» **Given instruction**
Reproduce the listing below in its entirety. Change nothing.

» **Records provided**
* START *

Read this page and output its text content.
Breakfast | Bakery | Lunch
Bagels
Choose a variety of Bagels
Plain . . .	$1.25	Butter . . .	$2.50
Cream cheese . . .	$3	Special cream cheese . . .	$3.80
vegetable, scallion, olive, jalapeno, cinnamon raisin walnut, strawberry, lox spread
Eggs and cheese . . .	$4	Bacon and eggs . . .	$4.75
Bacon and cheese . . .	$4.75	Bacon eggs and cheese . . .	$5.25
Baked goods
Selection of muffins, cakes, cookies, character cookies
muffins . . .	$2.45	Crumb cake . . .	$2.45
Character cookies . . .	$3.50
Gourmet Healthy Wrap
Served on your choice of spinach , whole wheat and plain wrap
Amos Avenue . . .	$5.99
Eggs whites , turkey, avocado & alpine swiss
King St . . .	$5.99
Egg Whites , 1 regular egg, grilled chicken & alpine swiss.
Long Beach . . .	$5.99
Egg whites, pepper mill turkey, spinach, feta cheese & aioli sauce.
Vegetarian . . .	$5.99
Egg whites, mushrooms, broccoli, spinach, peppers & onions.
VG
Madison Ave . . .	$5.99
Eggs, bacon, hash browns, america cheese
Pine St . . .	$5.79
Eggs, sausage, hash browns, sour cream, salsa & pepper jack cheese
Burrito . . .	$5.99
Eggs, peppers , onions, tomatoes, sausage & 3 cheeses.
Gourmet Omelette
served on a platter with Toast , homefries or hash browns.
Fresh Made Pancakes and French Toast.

* END *

» **Exercise result**
Read this page and output its text content.
Breakfast | Bakery | Lunch
Bagels
Choose a variety of Bagels
Plain . . .	$1.25	Butter . . .	$2.50
Cream cheese . . .	$3	Special cream cheese . . .	$3.80
vegetable, scallion, olive, jalapeno, cinnamon raisin walnut, strawberry, lox spread
Eggs and cheese . . .	$4	Bacon and eggs . . .	$4.75
Bacon and cheese . . .	$4.75	Bacon eggs and cheese . . .	$5.25
Baked goods
Selection of muffins, cakes, cookies, character cookies
muffins . . .	$2.45	Crumb cake . . .	$2.45
Character cookies . . .	$3.50
Gourmet Healthy Wrap
Served on your choice of spinach , whole wheat and plain wrap
Amos Avenue . . .	$5.99
Eggs whites , turkey, avocado & alpine swiss
King St . . .	$5.99
Egg Whites , 1 regular egg, grilled chicken & alpine swiss.
Long Beach . . .	$5.99
Egg whites, pepper mill turkey, spinach, feta cheese & aioli sauce.
Vegetarian . . .	$5.99
Egg whites, mushrooms, broccoli, spinach, peppers & onions.
VG
Madison Ave . . .	$5.99
Eggs, bacon, hash browns, america cheese
Pine St . . .	$5.79
Eggs, sausage, hash browns, sour cream, salsa & pepper jack cheese
Burrito . . .	$5.99
Eggs, peppers , onions, tomatoes, sausage & 3 cheeses.
Gourmet Omelette
served on a platter with Toast , homefries or hash browns.
Fresh Made Pancakes and French Toast.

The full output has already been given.